● **Required task**
Copy every line of the records below where the word "Booki" occurs.

● **Dataset entries**
=======

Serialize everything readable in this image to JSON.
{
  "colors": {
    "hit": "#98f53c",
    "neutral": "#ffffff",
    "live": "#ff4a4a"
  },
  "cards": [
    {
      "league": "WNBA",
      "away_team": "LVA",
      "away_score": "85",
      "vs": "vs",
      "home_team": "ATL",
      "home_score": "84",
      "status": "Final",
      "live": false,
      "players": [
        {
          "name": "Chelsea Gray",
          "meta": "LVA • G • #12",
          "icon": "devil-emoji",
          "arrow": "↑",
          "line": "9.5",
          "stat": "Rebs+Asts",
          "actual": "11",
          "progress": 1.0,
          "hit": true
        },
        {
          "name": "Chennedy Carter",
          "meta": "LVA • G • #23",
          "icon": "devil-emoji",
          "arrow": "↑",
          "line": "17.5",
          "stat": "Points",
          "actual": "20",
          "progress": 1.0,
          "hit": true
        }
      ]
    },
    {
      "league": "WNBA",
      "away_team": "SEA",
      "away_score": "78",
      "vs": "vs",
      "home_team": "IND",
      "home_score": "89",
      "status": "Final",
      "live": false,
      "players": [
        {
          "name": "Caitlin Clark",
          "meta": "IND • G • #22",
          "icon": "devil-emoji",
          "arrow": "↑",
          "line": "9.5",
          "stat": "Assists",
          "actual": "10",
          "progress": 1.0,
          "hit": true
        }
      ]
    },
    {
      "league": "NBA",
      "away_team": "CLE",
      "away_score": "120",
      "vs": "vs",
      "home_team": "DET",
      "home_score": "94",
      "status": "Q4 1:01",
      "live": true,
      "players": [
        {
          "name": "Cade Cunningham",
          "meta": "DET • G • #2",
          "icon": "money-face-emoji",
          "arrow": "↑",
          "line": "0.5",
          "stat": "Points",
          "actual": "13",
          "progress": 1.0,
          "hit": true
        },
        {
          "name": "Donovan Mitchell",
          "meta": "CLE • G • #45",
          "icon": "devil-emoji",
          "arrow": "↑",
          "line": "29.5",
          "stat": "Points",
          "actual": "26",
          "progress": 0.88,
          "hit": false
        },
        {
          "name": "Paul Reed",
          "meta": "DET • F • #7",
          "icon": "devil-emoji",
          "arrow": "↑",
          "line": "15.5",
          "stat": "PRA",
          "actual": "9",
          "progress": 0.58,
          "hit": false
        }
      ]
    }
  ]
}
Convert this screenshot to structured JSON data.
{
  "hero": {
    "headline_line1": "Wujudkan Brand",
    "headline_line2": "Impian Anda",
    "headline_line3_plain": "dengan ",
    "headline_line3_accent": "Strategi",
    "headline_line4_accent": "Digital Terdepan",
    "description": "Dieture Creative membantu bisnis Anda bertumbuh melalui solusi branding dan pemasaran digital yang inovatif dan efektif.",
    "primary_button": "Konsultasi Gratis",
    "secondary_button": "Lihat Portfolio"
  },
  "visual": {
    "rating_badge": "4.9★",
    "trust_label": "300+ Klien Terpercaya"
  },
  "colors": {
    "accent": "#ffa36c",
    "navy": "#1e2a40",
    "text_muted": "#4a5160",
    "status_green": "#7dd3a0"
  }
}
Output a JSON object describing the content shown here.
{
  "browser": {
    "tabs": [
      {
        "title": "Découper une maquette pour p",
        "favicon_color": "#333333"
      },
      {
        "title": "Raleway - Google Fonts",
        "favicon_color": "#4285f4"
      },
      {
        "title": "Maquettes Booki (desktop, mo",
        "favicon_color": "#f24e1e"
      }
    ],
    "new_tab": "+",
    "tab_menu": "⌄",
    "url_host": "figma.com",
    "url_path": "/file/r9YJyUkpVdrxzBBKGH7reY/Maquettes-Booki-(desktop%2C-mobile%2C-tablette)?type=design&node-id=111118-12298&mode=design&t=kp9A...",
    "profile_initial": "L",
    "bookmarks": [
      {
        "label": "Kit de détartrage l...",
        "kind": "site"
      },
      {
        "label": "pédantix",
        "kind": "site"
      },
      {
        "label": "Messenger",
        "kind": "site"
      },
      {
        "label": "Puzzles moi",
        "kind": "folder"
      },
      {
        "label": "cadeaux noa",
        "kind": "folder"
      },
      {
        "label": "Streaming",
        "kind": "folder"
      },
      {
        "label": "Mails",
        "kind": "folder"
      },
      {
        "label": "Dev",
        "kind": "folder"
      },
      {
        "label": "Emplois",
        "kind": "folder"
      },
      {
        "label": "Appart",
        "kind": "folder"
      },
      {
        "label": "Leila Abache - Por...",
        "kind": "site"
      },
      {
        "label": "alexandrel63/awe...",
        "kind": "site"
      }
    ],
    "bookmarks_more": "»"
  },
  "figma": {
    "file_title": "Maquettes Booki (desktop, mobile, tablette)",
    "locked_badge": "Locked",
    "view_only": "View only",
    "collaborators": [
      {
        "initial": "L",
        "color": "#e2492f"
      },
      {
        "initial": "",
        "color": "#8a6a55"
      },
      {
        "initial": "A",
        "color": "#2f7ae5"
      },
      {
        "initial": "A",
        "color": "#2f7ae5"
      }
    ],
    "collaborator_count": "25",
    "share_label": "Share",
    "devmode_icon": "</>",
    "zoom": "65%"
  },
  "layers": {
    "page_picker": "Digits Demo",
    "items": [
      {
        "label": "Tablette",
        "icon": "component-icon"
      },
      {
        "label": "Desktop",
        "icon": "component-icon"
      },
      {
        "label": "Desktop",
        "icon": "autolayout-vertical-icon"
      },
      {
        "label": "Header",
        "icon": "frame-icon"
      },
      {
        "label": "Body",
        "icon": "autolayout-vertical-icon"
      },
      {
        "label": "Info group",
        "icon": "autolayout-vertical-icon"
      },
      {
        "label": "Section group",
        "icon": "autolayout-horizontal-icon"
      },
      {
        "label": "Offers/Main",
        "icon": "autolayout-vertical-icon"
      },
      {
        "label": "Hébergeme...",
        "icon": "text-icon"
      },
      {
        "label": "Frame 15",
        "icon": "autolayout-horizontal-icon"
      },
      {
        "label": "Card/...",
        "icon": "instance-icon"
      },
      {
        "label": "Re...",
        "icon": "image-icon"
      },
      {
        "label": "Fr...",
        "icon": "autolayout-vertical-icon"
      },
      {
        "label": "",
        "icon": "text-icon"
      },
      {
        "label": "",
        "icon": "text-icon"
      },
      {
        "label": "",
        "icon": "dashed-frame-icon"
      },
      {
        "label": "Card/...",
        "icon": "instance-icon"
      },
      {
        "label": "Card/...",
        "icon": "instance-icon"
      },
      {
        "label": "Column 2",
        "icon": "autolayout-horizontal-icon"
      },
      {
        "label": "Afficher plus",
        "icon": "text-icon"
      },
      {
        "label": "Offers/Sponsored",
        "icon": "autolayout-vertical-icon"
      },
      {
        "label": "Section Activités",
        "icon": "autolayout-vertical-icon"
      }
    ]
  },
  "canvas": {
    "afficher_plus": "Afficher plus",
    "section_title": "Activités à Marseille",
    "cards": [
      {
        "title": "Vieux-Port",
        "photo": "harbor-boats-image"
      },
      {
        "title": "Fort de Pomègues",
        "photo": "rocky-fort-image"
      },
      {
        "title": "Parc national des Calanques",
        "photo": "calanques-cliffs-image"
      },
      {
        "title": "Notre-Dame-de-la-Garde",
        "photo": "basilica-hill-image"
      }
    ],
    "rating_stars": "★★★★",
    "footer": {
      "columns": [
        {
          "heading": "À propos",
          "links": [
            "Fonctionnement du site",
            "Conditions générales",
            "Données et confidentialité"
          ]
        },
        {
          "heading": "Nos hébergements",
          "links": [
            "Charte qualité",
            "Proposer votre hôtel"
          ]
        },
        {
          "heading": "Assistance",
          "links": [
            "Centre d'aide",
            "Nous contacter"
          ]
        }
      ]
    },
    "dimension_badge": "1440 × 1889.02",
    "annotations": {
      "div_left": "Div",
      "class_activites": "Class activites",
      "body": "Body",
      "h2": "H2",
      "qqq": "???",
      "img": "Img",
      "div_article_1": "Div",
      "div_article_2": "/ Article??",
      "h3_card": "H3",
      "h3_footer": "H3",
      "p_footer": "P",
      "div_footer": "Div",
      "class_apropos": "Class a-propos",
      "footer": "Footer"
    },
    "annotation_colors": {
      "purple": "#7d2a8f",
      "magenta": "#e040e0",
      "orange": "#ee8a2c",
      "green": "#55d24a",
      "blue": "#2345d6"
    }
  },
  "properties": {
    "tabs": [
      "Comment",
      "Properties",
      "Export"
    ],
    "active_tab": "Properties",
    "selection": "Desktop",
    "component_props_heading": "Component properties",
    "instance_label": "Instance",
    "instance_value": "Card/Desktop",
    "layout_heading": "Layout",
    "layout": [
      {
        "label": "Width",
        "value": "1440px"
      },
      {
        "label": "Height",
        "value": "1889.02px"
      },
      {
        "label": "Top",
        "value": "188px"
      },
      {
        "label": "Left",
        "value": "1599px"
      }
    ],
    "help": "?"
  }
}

=======

● **Result of the exercise**
        "title": "Maquettes Booki (desktop, mo",
    "url_path": "/file/r9YJyUkpVdrxzBBKGH7reY/Maquettes-Booki-(desktop%2C-mobile%2C-tablette)?type=design&node-id=111118-12298&mode=design&t=kp9A...",
    "file_title": "Maquettes Booki (desktop, mobile, tablette)",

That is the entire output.